### DESCRIPTION OF THE TASK
Transcribe all the records with complete accuracy.

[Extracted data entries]
#####

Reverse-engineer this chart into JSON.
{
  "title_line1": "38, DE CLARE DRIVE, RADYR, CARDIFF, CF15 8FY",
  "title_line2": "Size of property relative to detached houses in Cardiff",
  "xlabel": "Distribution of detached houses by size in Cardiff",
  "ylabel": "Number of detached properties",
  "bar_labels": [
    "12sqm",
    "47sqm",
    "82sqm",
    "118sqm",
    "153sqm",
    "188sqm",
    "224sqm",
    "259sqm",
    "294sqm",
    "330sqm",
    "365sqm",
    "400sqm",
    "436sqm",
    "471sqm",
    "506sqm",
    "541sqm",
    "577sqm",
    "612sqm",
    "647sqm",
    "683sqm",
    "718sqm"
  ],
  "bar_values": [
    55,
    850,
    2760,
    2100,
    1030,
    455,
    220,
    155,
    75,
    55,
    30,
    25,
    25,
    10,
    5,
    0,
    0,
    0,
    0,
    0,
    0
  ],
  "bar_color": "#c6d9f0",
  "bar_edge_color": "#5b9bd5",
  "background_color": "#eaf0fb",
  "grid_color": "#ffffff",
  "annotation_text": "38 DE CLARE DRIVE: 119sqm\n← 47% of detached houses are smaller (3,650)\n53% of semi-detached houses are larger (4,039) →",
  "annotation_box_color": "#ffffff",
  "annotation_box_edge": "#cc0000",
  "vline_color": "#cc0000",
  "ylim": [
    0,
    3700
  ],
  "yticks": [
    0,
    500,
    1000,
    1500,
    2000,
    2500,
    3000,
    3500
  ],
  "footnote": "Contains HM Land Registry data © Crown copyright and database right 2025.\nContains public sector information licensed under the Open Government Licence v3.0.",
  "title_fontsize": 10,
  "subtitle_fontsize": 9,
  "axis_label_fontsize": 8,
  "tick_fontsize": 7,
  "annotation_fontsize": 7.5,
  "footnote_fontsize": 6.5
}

#####

### WRITTEN SOLUTION
Reverse-engineer this chart into JSON.
{
  "title_line1": "38, DE CLARE DRIVE, RADYR, CARDIFF, CF15 8FY",
  "title_line2": "Size of property relative to detached houses in Cardiff",
  "xlabel": "Distribution of detached houses by size in Cardiff",
  "ylabel": "Number of detached properties",
  "bar_labels": [
    "12sqm",
    "47sqm",
    "82sqm",
    "118sqm",
    "153sqm",
    "188sqm",
    "224sqm",
    "259sqm",
    "294sqm",
    "330sqm",
    "365sqm",
    "400sqm",
    "436sqm",
    "471sqm",
    "506sqm",
    "541sqm",
    "577sqm",
    "612sqm",
    "647sqm",
    "683sqm",
    "718sqm"
  ],
  "bar_values": [
    55,
    850,
    2760,
    2100,
    1030,
    455,
    220,
    155,
    75,
    55,
    30,
    25,
    25,
    10,
    5,
    0,
    0,
    0,
    0,
    0,
    0
  ],
  "bar_color": "#c6d9f0",
  "bar_edge_color": "#5b9bd5",
  "background_color": "#eaf0fb",
  "grid_color": "#ffffff",
  "annotation_text": "38 DE CLARE DRIVE: 119sqm\n← 47% of detached houses are smaller (3,650)\n53% of semi-detached houses are larger (4,039) →",
  "annotation_box_color": "#ffffff",
  "annotation_box_edge": "#cc0000",
  "vline_color": "#cc0000",
  "ylim": [
    0,
    3700
  ],
  "yticks": [
    0,
    500,
    1000,
    1500,
    2000,
    2500,
    3000,
    3500
  ],
  "footnote": "Contains HM Land Registry data © Crown copyright and database right 2025.\nContains public sector information licensed under the Open Government Licence v3.0.",
  "title_fontsize": 10,
  "subtitle_fontsize": 9,
  "axis_label_fontsize": 8,
  "tick_fontsize": 7,
  "annotation_fontsize": 7.5,
  "footnote_fontsize": 6.5
}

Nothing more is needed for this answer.